What you are asked to do :: Quote the entries word for word. Omit the pictures.

Given data ::
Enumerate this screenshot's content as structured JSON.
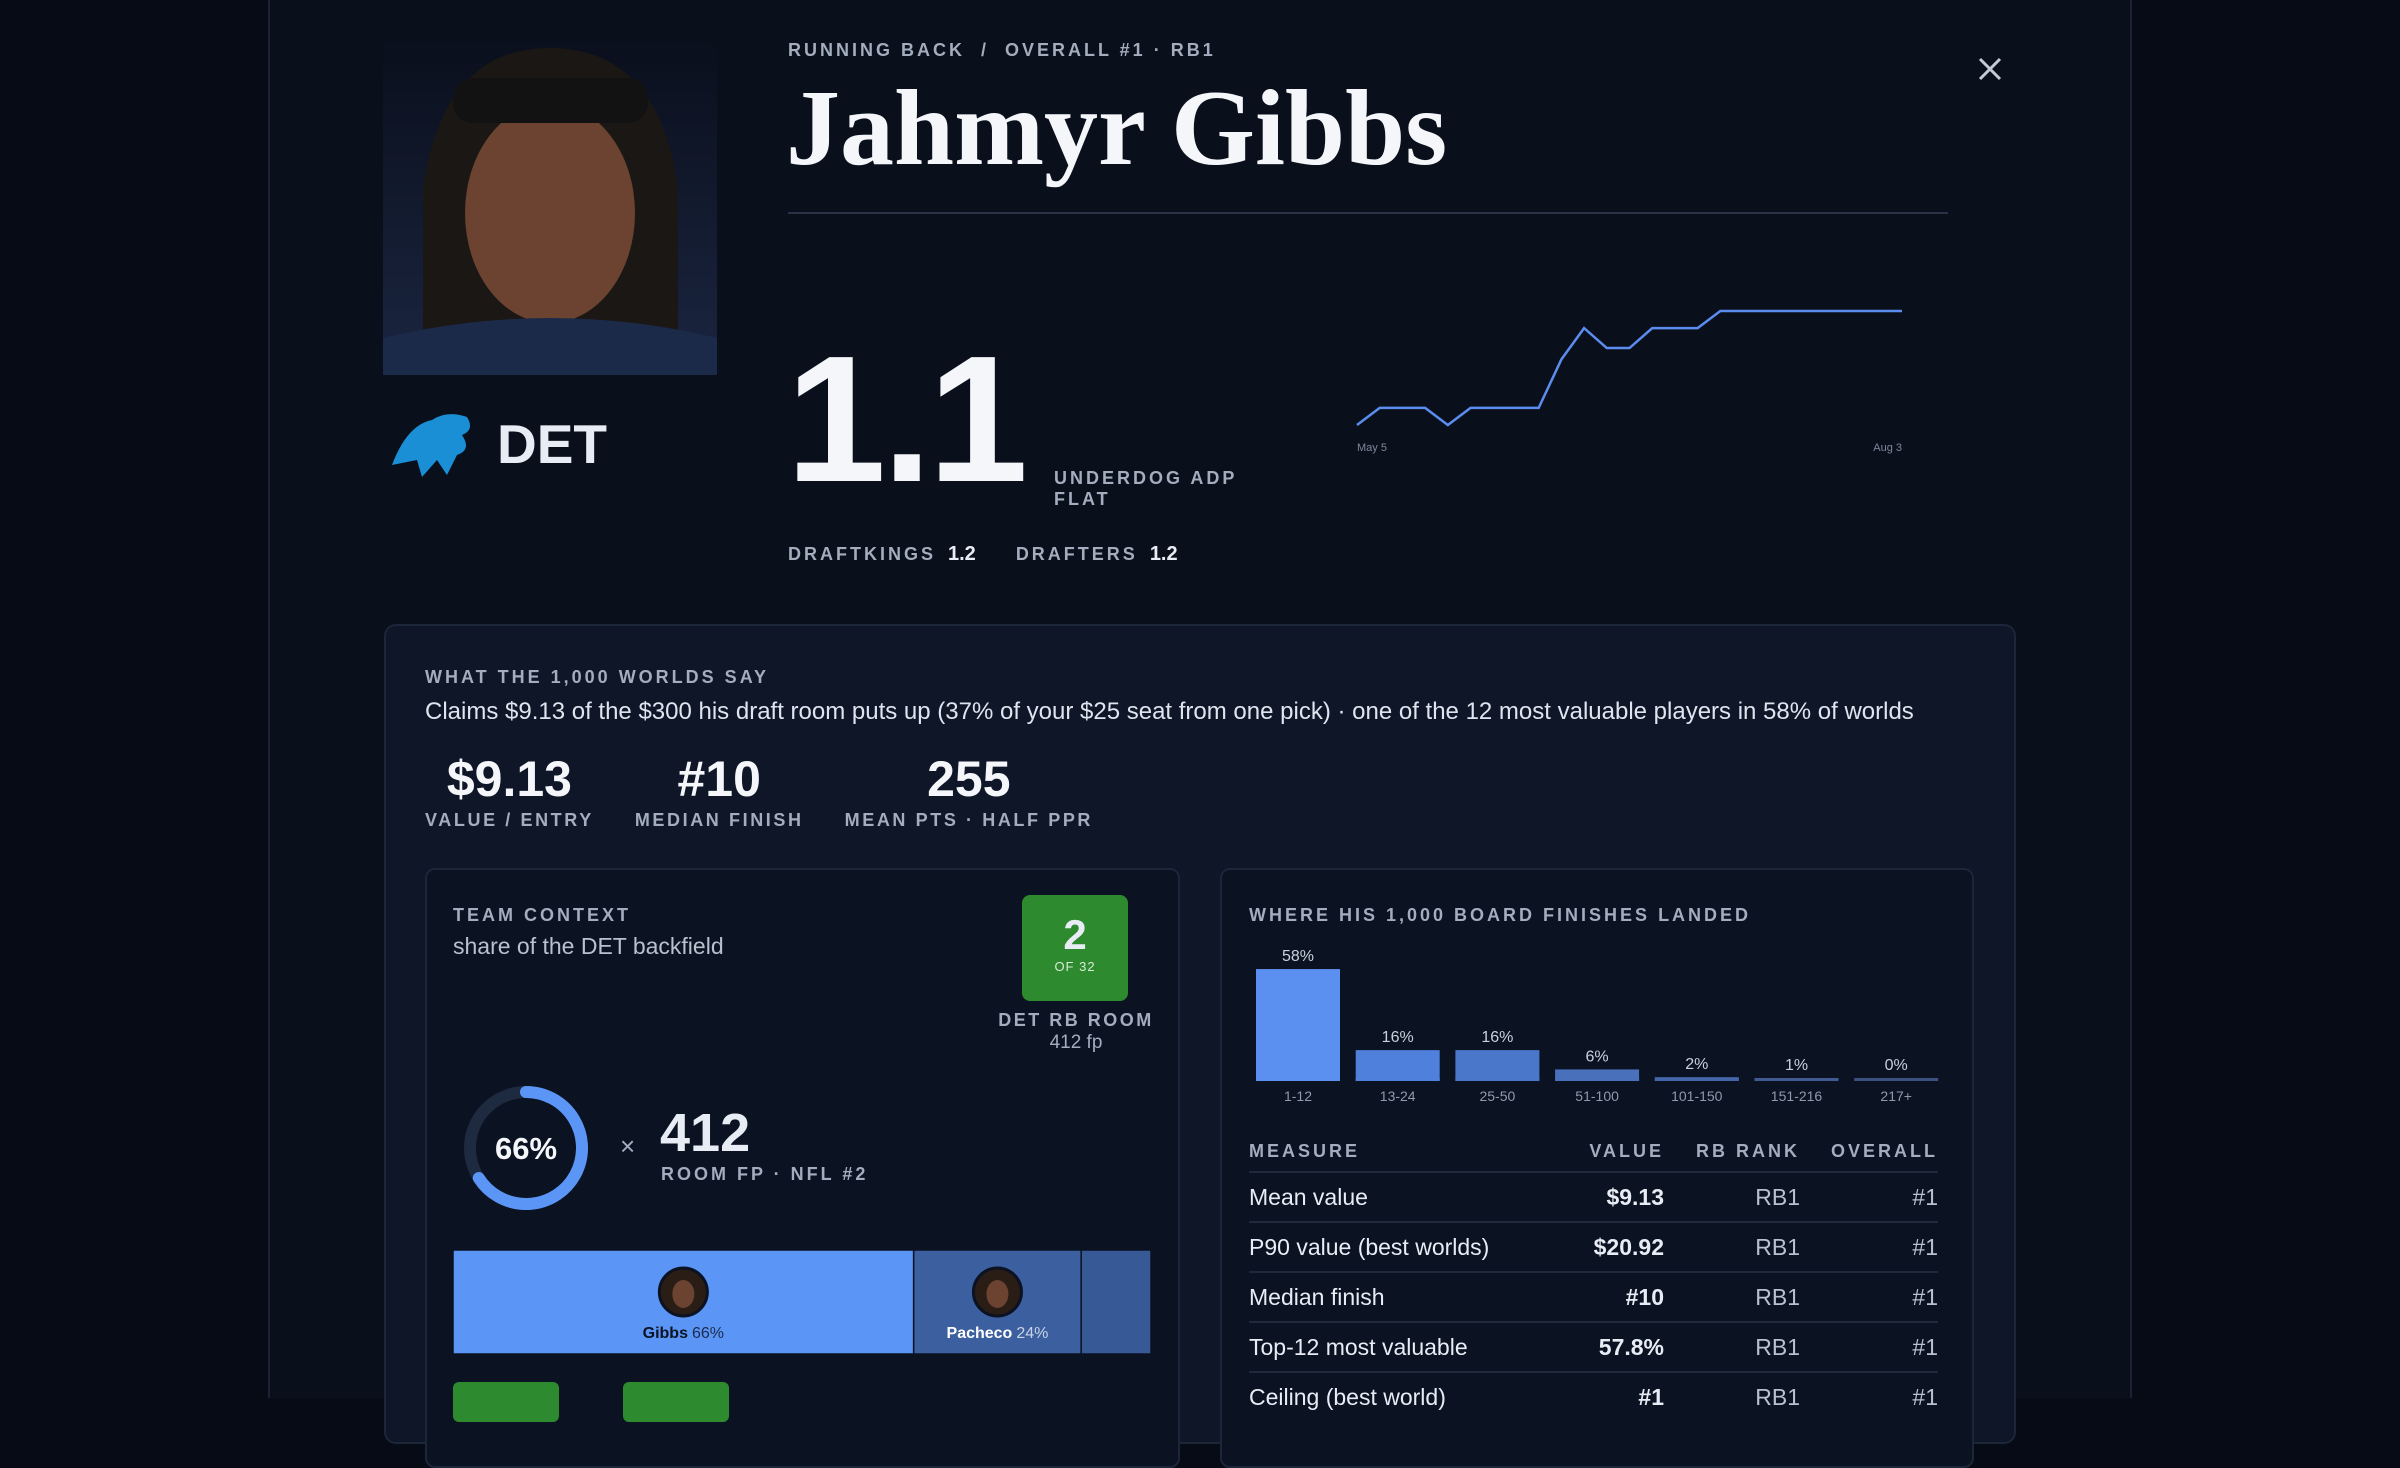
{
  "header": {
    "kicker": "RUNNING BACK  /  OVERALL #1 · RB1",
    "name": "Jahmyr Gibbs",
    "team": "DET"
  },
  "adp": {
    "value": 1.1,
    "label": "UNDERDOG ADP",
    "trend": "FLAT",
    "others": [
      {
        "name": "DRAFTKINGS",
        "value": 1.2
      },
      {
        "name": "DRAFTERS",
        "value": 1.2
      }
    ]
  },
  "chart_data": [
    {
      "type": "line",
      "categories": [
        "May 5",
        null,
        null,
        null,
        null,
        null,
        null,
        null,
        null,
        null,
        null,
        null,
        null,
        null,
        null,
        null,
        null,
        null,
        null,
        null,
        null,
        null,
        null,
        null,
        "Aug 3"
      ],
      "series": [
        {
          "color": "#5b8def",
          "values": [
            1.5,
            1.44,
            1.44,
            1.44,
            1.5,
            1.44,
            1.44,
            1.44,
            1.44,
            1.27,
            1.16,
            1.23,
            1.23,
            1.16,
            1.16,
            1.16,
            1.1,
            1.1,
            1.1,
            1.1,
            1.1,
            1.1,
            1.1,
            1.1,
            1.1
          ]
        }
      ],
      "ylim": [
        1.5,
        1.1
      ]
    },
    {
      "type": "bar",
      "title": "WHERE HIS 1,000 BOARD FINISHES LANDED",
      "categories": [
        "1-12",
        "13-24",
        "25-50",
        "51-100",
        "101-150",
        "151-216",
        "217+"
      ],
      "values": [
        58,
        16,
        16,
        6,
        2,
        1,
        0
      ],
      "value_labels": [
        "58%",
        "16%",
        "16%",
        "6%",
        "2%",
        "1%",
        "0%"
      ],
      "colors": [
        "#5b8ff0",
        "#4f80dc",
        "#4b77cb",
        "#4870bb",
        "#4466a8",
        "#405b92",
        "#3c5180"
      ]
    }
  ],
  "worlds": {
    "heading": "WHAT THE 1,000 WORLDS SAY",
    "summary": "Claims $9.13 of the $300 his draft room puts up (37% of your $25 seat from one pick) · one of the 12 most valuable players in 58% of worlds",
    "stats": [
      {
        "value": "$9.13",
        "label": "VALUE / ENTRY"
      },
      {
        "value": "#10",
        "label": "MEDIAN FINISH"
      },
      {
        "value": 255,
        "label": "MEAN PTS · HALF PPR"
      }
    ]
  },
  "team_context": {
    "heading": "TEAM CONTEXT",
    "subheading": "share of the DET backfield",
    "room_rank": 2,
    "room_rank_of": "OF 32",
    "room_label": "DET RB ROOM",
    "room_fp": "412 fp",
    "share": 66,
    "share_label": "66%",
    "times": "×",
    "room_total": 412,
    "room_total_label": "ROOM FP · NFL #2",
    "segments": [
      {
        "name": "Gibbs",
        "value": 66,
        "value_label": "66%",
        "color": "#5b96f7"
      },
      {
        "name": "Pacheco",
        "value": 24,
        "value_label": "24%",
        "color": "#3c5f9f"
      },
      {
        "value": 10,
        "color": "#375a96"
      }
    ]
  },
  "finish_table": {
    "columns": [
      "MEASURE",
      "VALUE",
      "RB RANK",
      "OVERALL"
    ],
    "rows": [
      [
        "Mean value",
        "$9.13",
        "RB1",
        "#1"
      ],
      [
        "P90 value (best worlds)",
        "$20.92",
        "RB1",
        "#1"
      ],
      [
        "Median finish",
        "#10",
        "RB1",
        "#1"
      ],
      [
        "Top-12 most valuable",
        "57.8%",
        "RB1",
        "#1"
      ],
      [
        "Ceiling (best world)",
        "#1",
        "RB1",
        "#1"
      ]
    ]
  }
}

Full answer ::
Enumerate this screenshot's content as structured JSON.
{
  "header": {
    "kicker": "RUNNING BACK  /  OVERALL #1 · RB1",
    "name": "Jahmyr Gibbs",
    "team": "DET"
  },
  "adp": {
    "value": 1.1,
    "label": "UNDERDOG ADP",
    "trend": "FLAT",
    "others": [
      {
        "name": "DRAFTKINGS",
        "value": 1.2
      },
      {
        "name": "DRAFTERS",
        "value": 1.2
      }
    ]
  },
  "chart_data": [
    {
      "type": "line",
      "categories": [
        "May 5",
        null,
        null,
        null,
        null,
        null,
        null,
        null,
        null,
        null,
        null,
        null,
        null,
        null,
        null,
        null,
        null,
        null,
        null,
        null,
        null,
        null,
        null,
        null,
        "Aug 3"
      ],
      "series": [
        {
          "color": "#5b8def",
          "values": [
            1.5,
            1.44,
            1.44,
            1.44,
            1.5,
            1.44,
            1.44,
            1.44,
            1.44,
            1.27,
            1.16,
            1.23,
            1.23,
            1.16,
            1.16,
            1.16,
            1.1,
            1.1,
            1.1,
            1.1,
            1.1,
            1.1,
            1.1,
            1.1,
            1.1
          ]
        }
      ],
      "ylim": [
        1.5,
        1.1
      ]
    },
    {
      "type": "bar",
      "title": "WHERE HIS 1,000 BOARD FINISHES LANDED",
      "categories": [
        "1-12",
        "13-24",
        "25-50",
        "51-100",
        "101-150",
        "151-216",
        "217+"
      ],
      "values": [
        58,
        16,
        16,
        6,
        2,
        1,
        0
      ],
      "value_labels": [
        "58%",
        "16%",
        "16%",
        "6%",
        "2%",
        "1%",
        "0%"
      ],
      "colors": [
        "#5b8ff0",
        "#4f80dc",
        "#4b77cb",
        "#4870bb",
        "#4466a8",
        "#405b92",
        "#3c5180"
      ]
    }
  ],
  "worlds": {
    "heading": "WHAT THE 1,000 WORLDS SAY",
    "summary": "Claims $9.13 of the $300 his draft room puts up (37% of your $25 seat from one pick) · one of the 12 most valuable players in 58% of worlds",
    "stats": [
      {
        "value": "$9.13",
        "label": "VALUE / ENTRY"
      },
      {
        "value": "#10",
        "label": "MEDIAN FINISH"
      },
      {
        "value": 255,
        "label": "MEAN PTS · HALF PPR"
      }
    ]
  },
  "team_context": {
    "heading": "TEAM CONTEXT",
    "subheading": "share of the DET backfield",
    "room_rank": 2,
    "room_rank_of": "OF 32",
    "room_label": "DET RB ROOM",
    "room_fp": "412 fp",
    "share": 66,
    "share_label": "66%",
    "times": "×",
    "room_total": 412,
    "room_total_label": "ROOM FP · NFL #2",
    "segments": [
      {
        "name": "Gibbs",
        "value": 66,
        "value_label": "66%",
        "color": "#5b96f7"
      },
      {
        "name": "Pacheco",
        "value": 24,
        "value_label": "24%",
        "color": "#3c5f9f"
      },
      {
        "value": 10,
        "color": "#375a96"
      }
    ]
  },
  "finish_table": {
    "columns": [
      "MEASURE",
      "VALUE",
      "RB RANK",
      "OVERALL"
    ],
    "rows": [
      [
        "Mean value",
        "$9.13",
        "RB1",
        "#1"
      ],
      [
        "P90 value (best worlds)",
        "$20.92",
        "RB1",
        "#1"
      ],
      [
        "Median finish",
        "#10",
        "RB1",
        "#1"
      ],
      [
        "Top-12 most valuable",
        "57.8%",
        "RB1",
        "#1"
      ],
      [
        "Ceiling (best world)",
        "#1",
        "RB1",
        "#1"
      ]
    ]
  }
}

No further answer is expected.